Examine the entries and show every line in which the word "JSON" is found.

** MATERIAL FOR THIS EXERCISE **
# # # # # # #

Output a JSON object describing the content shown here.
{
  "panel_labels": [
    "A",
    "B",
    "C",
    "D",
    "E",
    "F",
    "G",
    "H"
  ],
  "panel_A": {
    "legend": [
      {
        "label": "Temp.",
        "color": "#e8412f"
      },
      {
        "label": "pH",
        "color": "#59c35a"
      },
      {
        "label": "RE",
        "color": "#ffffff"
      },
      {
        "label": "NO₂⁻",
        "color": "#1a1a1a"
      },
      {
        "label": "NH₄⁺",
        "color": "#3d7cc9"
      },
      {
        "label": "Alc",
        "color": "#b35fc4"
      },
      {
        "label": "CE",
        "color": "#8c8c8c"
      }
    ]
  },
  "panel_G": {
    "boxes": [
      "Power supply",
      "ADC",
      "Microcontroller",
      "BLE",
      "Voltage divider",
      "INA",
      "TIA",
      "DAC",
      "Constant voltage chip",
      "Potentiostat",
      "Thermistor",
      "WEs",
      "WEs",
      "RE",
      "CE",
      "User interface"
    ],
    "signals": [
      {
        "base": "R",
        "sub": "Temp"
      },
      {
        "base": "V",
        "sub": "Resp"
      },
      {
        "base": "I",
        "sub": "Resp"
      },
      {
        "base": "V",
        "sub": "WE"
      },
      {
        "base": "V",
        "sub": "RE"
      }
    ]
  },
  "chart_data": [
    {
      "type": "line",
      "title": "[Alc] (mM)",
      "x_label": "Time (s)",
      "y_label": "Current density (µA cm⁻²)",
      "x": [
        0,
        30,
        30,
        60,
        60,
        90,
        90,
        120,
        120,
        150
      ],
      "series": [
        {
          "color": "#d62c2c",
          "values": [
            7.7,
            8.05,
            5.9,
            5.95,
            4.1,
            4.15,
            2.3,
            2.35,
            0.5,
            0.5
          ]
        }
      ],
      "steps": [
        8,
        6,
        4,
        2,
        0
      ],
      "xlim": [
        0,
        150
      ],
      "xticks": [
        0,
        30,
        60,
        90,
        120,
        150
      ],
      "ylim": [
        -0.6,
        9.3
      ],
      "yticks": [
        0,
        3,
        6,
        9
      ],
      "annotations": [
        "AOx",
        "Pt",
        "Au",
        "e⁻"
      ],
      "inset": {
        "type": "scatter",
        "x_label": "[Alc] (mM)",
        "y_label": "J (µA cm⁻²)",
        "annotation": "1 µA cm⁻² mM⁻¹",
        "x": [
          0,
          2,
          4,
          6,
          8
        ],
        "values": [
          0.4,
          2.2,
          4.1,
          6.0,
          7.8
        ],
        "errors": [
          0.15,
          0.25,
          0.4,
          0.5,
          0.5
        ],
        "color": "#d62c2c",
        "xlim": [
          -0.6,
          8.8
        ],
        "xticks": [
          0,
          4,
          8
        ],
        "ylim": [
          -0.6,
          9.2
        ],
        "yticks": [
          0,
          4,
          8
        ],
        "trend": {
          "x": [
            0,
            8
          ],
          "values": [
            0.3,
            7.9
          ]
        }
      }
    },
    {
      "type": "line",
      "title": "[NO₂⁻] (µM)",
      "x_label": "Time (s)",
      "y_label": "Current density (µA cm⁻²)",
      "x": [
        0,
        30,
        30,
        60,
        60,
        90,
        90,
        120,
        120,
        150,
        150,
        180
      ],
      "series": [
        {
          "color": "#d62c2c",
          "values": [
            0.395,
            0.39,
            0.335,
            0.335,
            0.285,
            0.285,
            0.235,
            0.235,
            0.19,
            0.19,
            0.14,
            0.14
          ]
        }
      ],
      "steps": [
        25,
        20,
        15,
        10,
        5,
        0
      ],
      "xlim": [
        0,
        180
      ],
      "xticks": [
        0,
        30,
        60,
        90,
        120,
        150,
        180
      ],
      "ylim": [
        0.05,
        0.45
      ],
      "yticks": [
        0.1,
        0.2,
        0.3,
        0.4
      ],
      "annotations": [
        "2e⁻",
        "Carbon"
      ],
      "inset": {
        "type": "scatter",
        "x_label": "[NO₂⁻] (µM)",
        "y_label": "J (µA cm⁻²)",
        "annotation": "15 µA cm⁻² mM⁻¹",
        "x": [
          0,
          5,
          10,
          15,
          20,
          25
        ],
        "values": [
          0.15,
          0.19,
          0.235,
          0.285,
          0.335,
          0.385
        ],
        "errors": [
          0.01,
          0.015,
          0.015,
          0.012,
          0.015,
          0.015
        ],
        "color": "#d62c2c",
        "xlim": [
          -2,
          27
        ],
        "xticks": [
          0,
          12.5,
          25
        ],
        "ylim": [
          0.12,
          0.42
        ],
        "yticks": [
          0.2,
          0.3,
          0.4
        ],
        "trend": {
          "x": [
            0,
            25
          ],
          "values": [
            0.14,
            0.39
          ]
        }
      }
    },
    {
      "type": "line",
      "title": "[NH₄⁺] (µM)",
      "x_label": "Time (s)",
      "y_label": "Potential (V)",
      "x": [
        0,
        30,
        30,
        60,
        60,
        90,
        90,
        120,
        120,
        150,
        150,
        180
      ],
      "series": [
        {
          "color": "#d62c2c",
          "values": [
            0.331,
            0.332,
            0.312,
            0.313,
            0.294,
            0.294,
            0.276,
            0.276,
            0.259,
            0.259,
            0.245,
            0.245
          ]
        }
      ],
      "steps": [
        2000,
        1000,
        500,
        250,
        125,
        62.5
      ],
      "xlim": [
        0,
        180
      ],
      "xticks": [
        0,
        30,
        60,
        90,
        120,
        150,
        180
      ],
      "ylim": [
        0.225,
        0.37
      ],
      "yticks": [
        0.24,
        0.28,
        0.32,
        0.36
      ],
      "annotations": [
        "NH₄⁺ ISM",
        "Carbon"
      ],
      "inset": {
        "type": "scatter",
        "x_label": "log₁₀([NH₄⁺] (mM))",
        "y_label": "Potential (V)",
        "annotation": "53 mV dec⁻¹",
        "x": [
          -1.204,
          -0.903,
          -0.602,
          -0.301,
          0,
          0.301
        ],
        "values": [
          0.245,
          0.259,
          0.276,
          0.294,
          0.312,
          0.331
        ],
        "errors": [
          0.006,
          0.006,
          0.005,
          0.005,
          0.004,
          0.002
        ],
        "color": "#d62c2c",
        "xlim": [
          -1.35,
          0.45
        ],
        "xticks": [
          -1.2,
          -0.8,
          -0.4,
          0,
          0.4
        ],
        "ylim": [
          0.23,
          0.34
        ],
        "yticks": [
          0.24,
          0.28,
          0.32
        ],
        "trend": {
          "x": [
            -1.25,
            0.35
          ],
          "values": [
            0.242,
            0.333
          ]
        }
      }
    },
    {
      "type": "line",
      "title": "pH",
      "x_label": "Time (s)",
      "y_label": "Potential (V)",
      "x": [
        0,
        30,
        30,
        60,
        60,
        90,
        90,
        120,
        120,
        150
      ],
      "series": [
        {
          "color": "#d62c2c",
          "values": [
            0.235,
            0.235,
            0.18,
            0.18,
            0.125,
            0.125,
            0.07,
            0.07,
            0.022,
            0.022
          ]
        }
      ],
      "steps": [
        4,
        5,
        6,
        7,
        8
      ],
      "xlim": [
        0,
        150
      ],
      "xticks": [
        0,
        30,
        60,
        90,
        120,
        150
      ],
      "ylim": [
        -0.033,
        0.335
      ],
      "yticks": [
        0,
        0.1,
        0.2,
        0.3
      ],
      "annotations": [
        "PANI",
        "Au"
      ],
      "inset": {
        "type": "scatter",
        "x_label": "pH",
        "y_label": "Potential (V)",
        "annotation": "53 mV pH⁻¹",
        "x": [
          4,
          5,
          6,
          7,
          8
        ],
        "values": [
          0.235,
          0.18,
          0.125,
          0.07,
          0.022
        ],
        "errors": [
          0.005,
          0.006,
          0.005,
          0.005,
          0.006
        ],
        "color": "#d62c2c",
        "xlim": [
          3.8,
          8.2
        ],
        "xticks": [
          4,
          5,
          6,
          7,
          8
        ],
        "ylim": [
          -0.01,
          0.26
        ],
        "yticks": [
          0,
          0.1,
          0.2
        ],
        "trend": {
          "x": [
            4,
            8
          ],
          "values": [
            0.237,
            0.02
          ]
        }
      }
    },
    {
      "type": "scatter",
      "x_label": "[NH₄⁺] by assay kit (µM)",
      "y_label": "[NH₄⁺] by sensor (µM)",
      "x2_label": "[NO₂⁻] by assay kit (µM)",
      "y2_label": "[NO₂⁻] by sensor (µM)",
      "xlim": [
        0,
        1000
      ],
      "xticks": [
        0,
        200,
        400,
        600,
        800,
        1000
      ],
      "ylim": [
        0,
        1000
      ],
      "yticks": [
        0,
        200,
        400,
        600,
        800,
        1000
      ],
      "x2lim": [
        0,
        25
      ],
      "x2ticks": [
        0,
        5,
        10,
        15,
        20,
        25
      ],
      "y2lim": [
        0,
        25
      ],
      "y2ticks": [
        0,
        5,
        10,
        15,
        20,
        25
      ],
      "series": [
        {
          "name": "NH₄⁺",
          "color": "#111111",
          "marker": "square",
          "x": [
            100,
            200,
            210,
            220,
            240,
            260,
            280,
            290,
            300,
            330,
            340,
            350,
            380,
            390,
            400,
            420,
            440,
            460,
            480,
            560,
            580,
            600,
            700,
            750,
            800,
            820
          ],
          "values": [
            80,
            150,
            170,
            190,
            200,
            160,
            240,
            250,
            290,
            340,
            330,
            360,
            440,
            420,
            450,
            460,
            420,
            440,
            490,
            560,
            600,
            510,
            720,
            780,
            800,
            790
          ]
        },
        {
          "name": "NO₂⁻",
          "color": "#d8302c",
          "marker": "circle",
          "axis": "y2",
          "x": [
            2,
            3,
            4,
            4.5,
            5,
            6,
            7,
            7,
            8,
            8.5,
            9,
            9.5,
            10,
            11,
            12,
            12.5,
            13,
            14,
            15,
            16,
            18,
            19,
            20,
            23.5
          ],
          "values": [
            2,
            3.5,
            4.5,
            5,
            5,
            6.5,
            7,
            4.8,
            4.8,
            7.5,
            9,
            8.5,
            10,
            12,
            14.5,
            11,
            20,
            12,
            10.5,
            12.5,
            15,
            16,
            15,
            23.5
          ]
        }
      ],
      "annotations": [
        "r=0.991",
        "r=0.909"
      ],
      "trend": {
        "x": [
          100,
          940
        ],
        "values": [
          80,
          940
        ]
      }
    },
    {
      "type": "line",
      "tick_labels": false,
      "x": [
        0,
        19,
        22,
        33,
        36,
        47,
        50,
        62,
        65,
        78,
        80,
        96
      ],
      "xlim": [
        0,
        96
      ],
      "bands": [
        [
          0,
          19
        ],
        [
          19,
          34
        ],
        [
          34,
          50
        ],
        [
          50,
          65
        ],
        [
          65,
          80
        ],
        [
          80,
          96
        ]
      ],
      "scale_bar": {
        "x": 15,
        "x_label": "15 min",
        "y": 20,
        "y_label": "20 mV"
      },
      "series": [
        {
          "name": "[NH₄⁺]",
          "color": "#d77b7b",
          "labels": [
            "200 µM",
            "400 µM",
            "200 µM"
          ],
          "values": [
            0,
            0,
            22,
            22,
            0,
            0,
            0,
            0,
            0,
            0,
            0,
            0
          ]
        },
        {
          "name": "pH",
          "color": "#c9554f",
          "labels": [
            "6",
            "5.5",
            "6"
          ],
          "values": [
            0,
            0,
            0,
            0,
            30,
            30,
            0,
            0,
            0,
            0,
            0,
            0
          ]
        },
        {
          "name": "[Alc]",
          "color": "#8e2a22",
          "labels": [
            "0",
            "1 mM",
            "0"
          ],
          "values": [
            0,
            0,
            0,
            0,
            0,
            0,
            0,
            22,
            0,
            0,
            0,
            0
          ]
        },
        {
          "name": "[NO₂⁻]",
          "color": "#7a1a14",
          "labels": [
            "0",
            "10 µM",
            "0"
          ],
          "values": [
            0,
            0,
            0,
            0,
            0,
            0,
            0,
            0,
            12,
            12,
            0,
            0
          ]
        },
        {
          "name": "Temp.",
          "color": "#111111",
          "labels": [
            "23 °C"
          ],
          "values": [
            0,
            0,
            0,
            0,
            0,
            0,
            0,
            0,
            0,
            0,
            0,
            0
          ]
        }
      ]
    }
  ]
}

# # # # # # #

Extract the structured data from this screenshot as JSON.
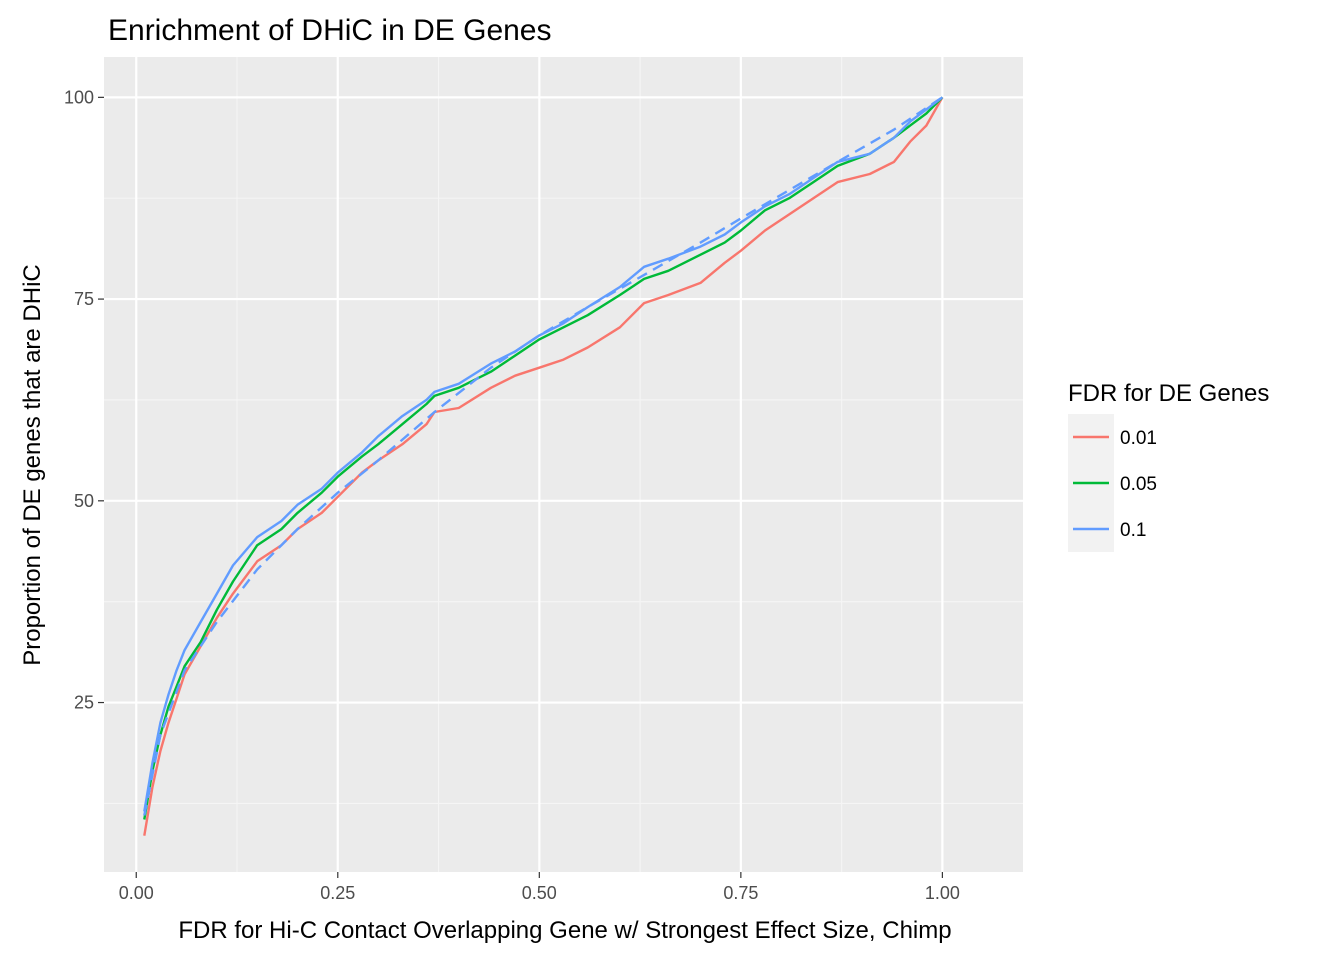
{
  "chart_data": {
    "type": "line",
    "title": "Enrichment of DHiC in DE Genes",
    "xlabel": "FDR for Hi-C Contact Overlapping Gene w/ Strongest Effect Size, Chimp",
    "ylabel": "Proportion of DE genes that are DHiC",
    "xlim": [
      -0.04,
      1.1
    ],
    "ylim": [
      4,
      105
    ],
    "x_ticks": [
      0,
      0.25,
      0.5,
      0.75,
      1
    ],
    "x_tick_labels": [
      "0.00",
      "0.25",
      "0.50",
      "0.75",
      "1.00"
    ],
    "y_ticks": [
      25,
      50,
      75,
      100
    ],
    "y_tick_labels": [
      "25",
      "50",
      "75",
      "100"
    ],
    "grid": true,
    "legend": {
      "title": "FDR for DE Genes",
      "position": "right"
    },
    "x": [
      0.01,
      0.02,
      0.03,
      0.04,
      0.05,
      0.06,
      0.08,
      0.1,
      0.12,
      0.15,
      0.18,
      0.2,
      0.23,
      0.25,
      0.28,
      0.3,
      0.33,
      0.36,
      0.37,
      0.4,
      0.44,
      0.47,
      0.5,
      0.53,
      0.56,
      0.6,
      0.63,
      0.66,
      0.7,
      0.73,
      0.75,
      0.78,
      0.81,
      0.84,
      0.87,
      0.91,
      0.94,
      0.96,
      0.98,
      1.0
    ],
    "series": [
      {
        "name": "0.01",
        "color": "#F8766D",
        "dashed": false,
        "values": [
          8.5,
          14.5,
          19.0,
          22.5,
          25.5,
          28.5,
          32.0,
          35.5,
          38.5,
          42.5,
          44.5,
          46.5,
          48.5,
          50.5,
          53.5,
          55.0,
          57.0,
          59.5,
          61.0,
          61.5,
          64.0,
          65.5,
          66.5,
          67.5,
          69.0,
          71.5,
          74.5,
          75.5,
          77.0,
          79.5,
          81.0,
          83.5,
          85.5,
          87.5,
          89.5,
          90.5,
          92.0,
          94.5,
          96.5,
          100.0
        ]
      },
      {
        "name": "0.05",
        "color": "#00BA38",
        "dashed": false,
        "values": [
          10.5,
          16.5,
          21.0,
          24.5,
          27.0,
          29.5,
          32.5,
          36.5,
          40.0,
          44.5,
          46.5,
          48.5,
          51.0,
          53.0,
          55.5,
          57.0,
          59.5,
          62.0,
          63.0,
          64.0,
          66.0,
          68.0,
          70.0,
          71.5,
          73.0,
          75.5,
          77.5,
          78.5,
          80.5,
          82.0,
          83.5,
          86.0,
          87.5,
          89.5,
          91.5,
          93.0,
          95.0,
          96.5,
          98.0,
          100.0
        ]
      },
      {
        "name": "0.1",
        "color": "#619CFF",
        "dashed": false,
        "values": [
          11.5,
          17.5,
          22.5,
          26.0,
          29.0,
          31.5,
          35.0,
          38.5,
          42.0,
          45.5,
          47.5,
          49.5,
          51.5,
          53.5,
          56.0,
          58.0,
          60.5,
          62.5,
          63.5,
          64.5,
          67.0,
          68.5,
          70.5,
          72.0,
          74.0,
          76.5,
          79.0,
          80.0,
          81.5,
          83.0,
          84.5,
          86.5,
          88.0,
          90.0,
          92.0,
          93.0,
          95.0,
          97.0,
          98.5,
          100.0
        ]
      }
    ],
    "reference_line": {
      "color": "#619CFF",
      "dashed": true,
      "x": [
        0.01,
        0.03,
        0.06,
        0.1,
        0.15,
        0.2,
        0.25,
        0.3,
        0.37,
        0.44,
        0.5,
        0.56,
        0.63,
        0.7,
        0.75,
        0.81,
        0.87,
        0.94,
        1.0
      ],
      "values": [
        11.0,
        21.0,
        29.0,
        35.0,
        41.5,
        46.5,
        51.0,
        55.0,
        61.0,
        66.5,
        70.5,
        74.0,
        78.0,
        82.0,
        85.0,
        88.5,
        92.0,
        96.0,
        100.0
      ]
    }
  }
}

# # # # # # #

** FINISHED TASK **
Output a JSON object describing the content shown here.
Extract the structured data from this screenshot as JSON.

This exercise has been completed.